◆ Exercise task
Output the lines of the material below as a numbered list, skipping any blank lines and leaving out the pictures.

======== Record extracts

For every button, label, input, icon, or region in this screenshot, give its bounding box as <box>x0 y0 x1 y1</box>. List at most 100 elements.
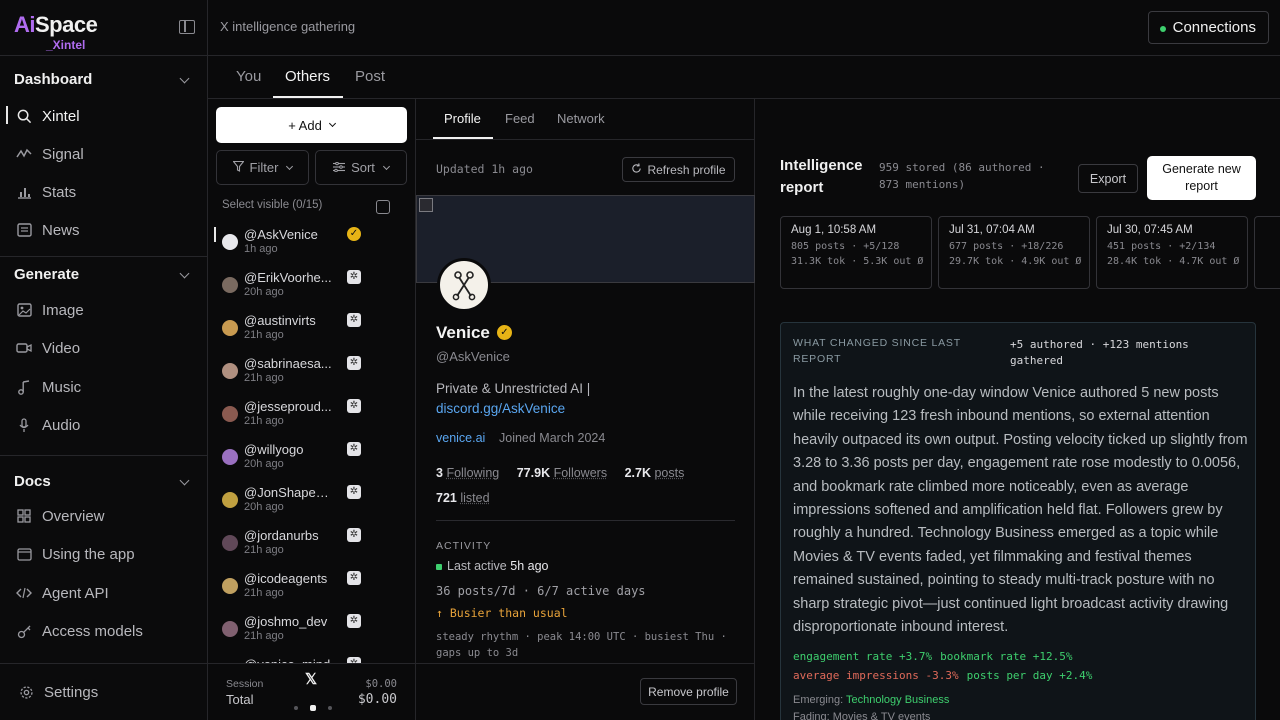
list-item[interactable]: @willyogo 20h ago ✲ <box>208 441 415 484</box>
sidebar-item-news[interactable]: News <box>16 218 80 242</box>
grok-badge-icon: ✲ <box>347 528 361 542</box>
account-handle: @austinvirts <box>244 313 316 328</box>
list-item[interactable]: @jordanurbs 21h ago ✲ <box>208 527 415 570</box>
sidebar-item-agent-api[interactable]: Agent API <box>16 581 109 605</box>
report-title: Intelligence report <box>780 157 863 196</box>
pager-dot[interactable] <box>328 706 332 710</box>
tab-post[interactable]: Post <box>355 68 385 85</box>
fading-topic: Movies & TV events <box>832 711 931 720</box>
tab-profile[interactable]: Profile <box>444 111 481 126</box>
sidebar-item-audio[interactable]: Audio <box>16 413 80 437</box>
chevron-down-icon <box>328 119 336 128</box>
avatar <box>222 320 238 336</box>
select-visible-checkbox[interactable] <box>376 200 390 214</box>
pager-dot[interactable] <box>294 706 298 710</box>
filter-button[interactable]: Filter <box>216 150 309 185</box>
grok-badge-icon: ✲ <box>347 270 361 284</box>
x-logo-icon[interactable]: 𝕏 <box>305 670 317 688</box>
settings-button[interactable]: Settings <box>18 680 98 704</box>
grok-badge-icon: ✲ <box>347 571 361 585</box>
profile-bio: Private & Unrestricted AI | discord.gg/A… <box>436 379 590 419</box>
top-bar: X intelligence gathering Connections <box>208 0 1280 56</box>
active-indicator <box>6 106 8 124</box>
avatar <box>222 578 238 594</box>
section-generate[interactable]: Generate <box>14 266 79 283</box>
grok-badge-icon: ✲ <box>347 356 361 370</box>
emerging-label: Emerging: <box>793 694 844 706</box>
sidebar-item-xintel[interactable]: Xintel <box>16 104 80 128</box>
sidebar-item-access-models[interactable]: Access models <box>16 619 143 643</box>
tab-others[interactable]: Others <box>285 68 330 85</box>
list-item[interactable]: @icodeagents 21h ago ✲ <box>208 570 415 613</box>
sidebar-item-music[interactable]: Music <box>16 375 81 399</box>
active-tab-underline <box>273 96 343 98</box>
chevron-down-icon[interactable] <box>179 73 190 84</box>
export-button[interactable]: Export <box>1078 164 1138 193</box>
report-snapshot-card[interactable]: Aug 1, 10:58 AM 805 posts · +5/128 31.3K… <box>780 216 932 289</box>
divider <box>0 663 207 664</box>
bio-link[interactable]: discord.gg/AskVenice <box>436 401 565 416</box>
sidebar-item-label: Audio <box>42 416 81 434</box>
tab-feed[interactable]: Feed <box>505 111 535 126</box>
listed-link[interactable]: listed <box>460 491 489 505</box>
sidebar-item-stats[interactable]: Stats <box>16 180 76 204</box>
sidebar-item-signal[interactable]: Signal <box>16 142 84 166</box>
report-snapshot-card[interactable]: Jul 31, 07:04 AM 677 posts · +18/226 29.… <box>938 216 1090 289</box>
logo[interactable]: AiSpace _Xintel <box>14 12 106 52</box>
list-item[interactable]: @sabrinaesa... 21h ago ✲ <box>208 355 415 398</box>
sidebar-item-image[interactable]: Image <box>16 298 84 322</box>
section-dashboard[interactable]: Dashboard <box>14 71 92 88</box>
website-link[interactable]: venice.ai <box>436 431 485 445</box>
account-handle: @sabrinaesa... <box>244 356 332 371</box>
sidebar-item-overview[interactable]: Overview <box>16 504 105 528</box>
account-handle: @ErikVoorhe... <box>244 270 332 285</box>
sidebar-item-label: Signal <box>42 145 84 163</box>
following-link[interactable]: Following <box>446 466 499 480</box>
profile-handle: @AskVenice <box>436 349 510 364</box>
list-item[interactable]: @jesseproud... 21h ago ✲ <box>208 398 415 441</box>
report-snapshot-card[interactable]: Jul 30, 07:45 AM 451 posts · +2/134 28.4… <box>1096 216 1248 289</box>
report-snapshot-card-partial[interactable] <box>1254 216 1280 289</box>
remove-profile-button[interactable]: Remove profile <box>640 678 737 705</box>
avatar <box>222 406 238 422</box>
chevron-down-icon[interactable] <box>179 475 190 486</box>
list-item[interactable]: @ErikVoorhe... 20h ago ✲ <box>208 269 415 312</box>
sidebar-item-video[interactable]: Video <box>16 336 80 360</box>
fading-label: Fading: <box>793 711 830 720</box>
sort-button[interactable]: Sort <box>315 150 407 185</box>
newspaper-icon <box>16 222 32 238</box>
chevron-down-icon[interactable] <box>179 268 190 279</box>
posts-link[interactable]: posts <box>654 466 684 480</box>
followers-link[interactable]: Followers <box>554 466 608 480</box>
connections-button[interactable]: Connections <box>1147 11 1269 44</box>
profile-stats: 3 Following 77.9K Followers 2.7K posts 7… <box>436 461 736 511</box>
account-handle: @AskVenice <box>244 227 318 242</box>
sidebar-item-using-the-app[interactable]: Using the app <box>16 542 135 566</box>
tab-network[interactable]: Network <box>557 111 605 126</box>
sidebar-toggle-icon[interactable] <box>179 20 195 34</box>
list-item[interactable]: @joshmo_dev 21h ago ✲ <box>208 613 415 656</box>
avatar <box>222 277 238 293</box>
list-item[interactable]: @JonShapeS... 20h ago ✲ <box>208 484 415 527</box>
last-active-label: Last active <box>447 559 507 573</box>
breadcrumb: X intelligence gathering <box>220 19 356 34</box>
add-button[interactable]: + Add <box>216 107 407 143</box>
profile-avatar[interactable] <box>437 258 491 312</box>
divider <box>0 55 207 56</box>
pager-dot-active[interactable] <box>310 705 316 711</box>
divider <box>0 455 207 456</box>
section-docs[interactable]: Docs <box>14 473 51 490</box>
metric-positive: posts per day +2.4% <box>966 669 1093 682</box>
generate-report-button[interactable]: Generate new report <box>1147 156 1256 200</box>
main-tabs: You Others Post <box>208 56 1280 99</box>
profile-panel: Profile Feed Network Updated 1h ago Refr… <box>416 99 755 720</box>
tab-you[interactable]: You <box>236 68 261 85</box>
snapshot-posts: 805 posts · +5/128 <box>791 241 900 252</box>
list-item[interactable]: @AskVenice 1h ago ✓ <box>208 226 415 269</box>
list-item[interactable]: @austinvirts 21h ago ✲ <box>208 312 415 355</box>
account-time: 21h ago <box>244 372 284 384</box>
report-stored-count: 959 stored (86 authored · 873 mentions) <box>879 161 1045 191</box>
key-icon <box>16 623 32 639</box>
refresh-profile-button[interactable]: Refresh profile <box>622 157 735 182</box>
total-label: Total <box>226 692 254 707</box>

================

◆ Full solution
1. For every button, label, input, icon, or region in this screenshot, give its bounding box as <box>x0 y0 x1 y1</box>. List at most 100 elements.
2. list-item[interactable]: @willyogo 20h ago ✲ <box>208 441 415 484</box>
3. sidebar-item-news[interactable]: News <box>16 218 80 242</box>
4. grok-badge-icon: ✲ <box>347 528 361 542</box>
5. account-handle: @austinvirts <box>244 313 316 328</box>
6. list-item[interactable]: @jordanurbs 21h ago ✲ <box>208 527 415 570</box>
7. sidebar-item-agent-api[interactable]: Agent API <box>16 581 109 605</box>
8. report-title: Intelligence report <box>780 157 863 196</box>
9. pager-dot[interactable] <box>328 706 332 710</box>
10. tab-post[interactable]: Post <box>355 68 385 85</box>
11. fading-topic: Movies & TV events <box>832 711 931 720</box>
12. tab-profile[interactable]: Profile <box>444 111 481 126</box>
13. sidebar-item-audio[interactable]: Audio <box>16 413 80 437</box>
14. chevron-down-icon <box>328 119 336 128</box>
15. avatar <box>222 320 238 336</box>
16. select-visible-checkbox[interactable] <box>376 200 390 214</box>
17. pager-dot[interactable] <box>294 706 298 710</box>
18. filter-button[interactable]: Filter <box>216 150 309 185</box>
19. grok-badge-icon: ✲ <box>347 270 361 284</box>
20. x-logo-icon[interactable]: 𝕏 <box>305 670 317 688</box>
21. settings-button[interactable]: Settings <box>18 680 98 704</box>
22. grok-badge-icon: ✲ <box>347 571 361 585</box>
23. profile-bio: Private & Unrestricted AI | discord.gg/A… <box>436 379 590 419</box>
24. top-bar: X intelligence gathering Connections <box>208 0 1280 56</box>
25. active-indicator <box>6 106 8 124</box>
26. avatar <box>222 578 238 594</box>
27. section-generate[interactable]: Generate <box>14 266 79 283</box>
28. grok-badge-icon: ✲ <box>347 356 361 370</box>
29. emerging-label: Emerging: <box>793 694 844 706</box>
30. sidebar-item-xintel[interactable]: Xintel <box>16 104 80 128</box>
31. sidebar-item-access-models[interactable]: Access models <box>16 619 143 643</box>
32. tab-others[interactable]: Others <box>285 68 330 85</box>
33. list-item[interactable]: @icodeagents 21h ago ✲ <box>208 570 415 613</box>
34. sidebar-item-music[interactable]: Music <box>16 375 81 399</box>
35. active-tab-underline <box>273 96 343 98</box>
36. chevron-down-icon[interactable] <box>179 73 190 84</box>
37. export-button[interactable]: Export <box>1078 164 1138 193</box>
38. report-snapshot-card[interactable]: Aug 1, 10:58 AM 805 posts · +5/128 31.3K… <box>780 216 932 289</box>
39. divider <box>0 663 207 664</box>
40. bio-link[interactable]: discord.gg/AskVenice <box>436 401 565 416</box>
41. sidebar-item-label: Audio <box>42 416 81 434</box>
42. tab-feed[interactable]: Feed <box>505 111 535 126</box>
43. listed-link[interactable]: listed <box>460 491 489 505</box>
44. sidebar-item-stats[interactable]: Stats <box>16 180 76 204</box>
45. sidebar-item-signal[interactable]: Signal <box>16 142 84 166</box>
46. report-snapshot-card[interactable]: Jul 31, 07:04 AM 677 posts · +18/226 29.… <box>938 216 1090 289</box>
47. logo[interactable]: AiSpace _Xintel <box>14 12 106 52</box>
48. list-item[interactable]: @sabrinaesa... 21h ago ✲ <box>208 355 415 398</box>
49. sidebar-item-image[interactable]: Image <box>16 298 84 322</box>
50. section-dashboard[interactable]: Dashboard <box>14 71 92 88</box>
51. website-link[interactable]: venice.ai <box>436 431 485 445</box>
52. account-handle: @sabrinaesa... <box>244 356 332 371</box>
53. sidebar-item-overview[interactable]: Overview <box>16 504 105 528</box>
54. account-handle: @ErikVoorhe... <box>244 270 332 285</box>
55. sidebar-item-label: Signal <box>42 145 84 163</box>
56. following-link[interactable]: Following <box>446 466 499 480</box>
57. profile-handle: @AskVenice <box>436 349 510 364</box>
58. list-item[interactable]: @jesseproud... 21h ago ✲ <box>208 398 415 441</box>
59. report-snapshot-card[interactable]: Jul 30, 07:45 AM 451 posts · +2/134 28.4… <box>1096 216 1248 289</box>
60. report-snapshot-card-partial[interactable] <box>1254 216 1280 289</box>
61. remove-profile-button[interactable]: Remove profile <box>640 678 737 705</box>
62. avatar <box>222 406 238 422</box>
63. chevron-down-icon[interactable] <box>179 475 190 486</box>
64. list-item[interactable]: @ErikVoorhe... 20h ago ✲ <box>208 269 415 312</box>
65. sidebar-item-video[interactable]: Video <box>16 336 80 360</box>
66. fading-label: Fading: <box>793 711 830 720</box>
67. sort-button[interactable]: Sort <box>315 150 407 185</box>
68. newspaper-icon <box>16 222 32 238</box>
69. chevron-down-icon[interactable] <box>179 268 190 279</box>
70. posts-link[interactable]: posts <box>654 466 684 480</box>
71. followers-link[interactable]: Followers <box>554 466 608 480</box>
72. connections-button[interactable]: Connections <box>1147 11 1269 44</box>
73. profile-stats: 3 Following 77.9K Followers 2.7K posts 7… <box>436 461 736 511</box>
74. account-handle: @AskVenice <box>244 227 318 242</box>
75. sidebar-item-using-the-app[interactable]: Using the app <box>16 542 135 566</box>
76. tab-network[interactable]: Network <box>557 111 605 126</box>
77. sidebar-toggle-icon[interactable] <box>179 20 195 34</box>
78. list-item[interactable]: @joshmo_dev 21h ago ✲ <box>208 613 415 656</box>
79. avatar <box>222 277 238 293</box>
80. list-item[interactable]: @JonShapeS... 20h ago ✲ <box>208 484 415 527</box>
81. last-active-label: Last active <box>447 559 507 573</box>
82. breadcrumb: X intelligence gathering <box>220 19 356 34</box>
83. add-button[interactable]: + Add <box>216 107 407 143</box>
84. profile-avatar[interactable] <box>437 258 491 312</box>
85. divider <box>0 55 207 56</box>
86. pager-dot-active[interactable] <box>310 705 316 711</box>
87. divider <box>0 455 207 456</box>
88. section-docs[interactable]: Docs <box>14 473 51 490</box>
89. metric-positive: posts per day +2.4% <box>966 669 1093 682</box>
90. generate-report-button[interactable]: Generate new report <box>1147 156 1256 200</box>
91. main-tabs: You Others Post <box>208 56 1280 99</box>
92. profile-panel: Profile Feed Network Updated 1h ago Refr… <box>416 99 755 720</box>
93. tab-you[interactable]: You <box>236 68 261 85</box>
94. snapshot-posts: 805 posts · +5/128 <box>791 241 900 252</box>
95. list-item[interactable]: @AskVenice 1h ago ✓ <box>208 226 415 269</box>
96. list-item[interactable]: @austinvirts 21h ago ✲ <box>208 312 415 355</box>
97. account-time: 21h ago <box>244 372 284 384</box>
98. report-stored-count: 959 stored (86 authored · 873 mentions) <box>879 161 1045 191</box>
99. key-icon <box>16 623 32 639</box>
100. refresh-profile-button[interactable]: Refresh profile <box>622 157 735 182</box>
101. total-label: Total <box>226 692 254 707</box>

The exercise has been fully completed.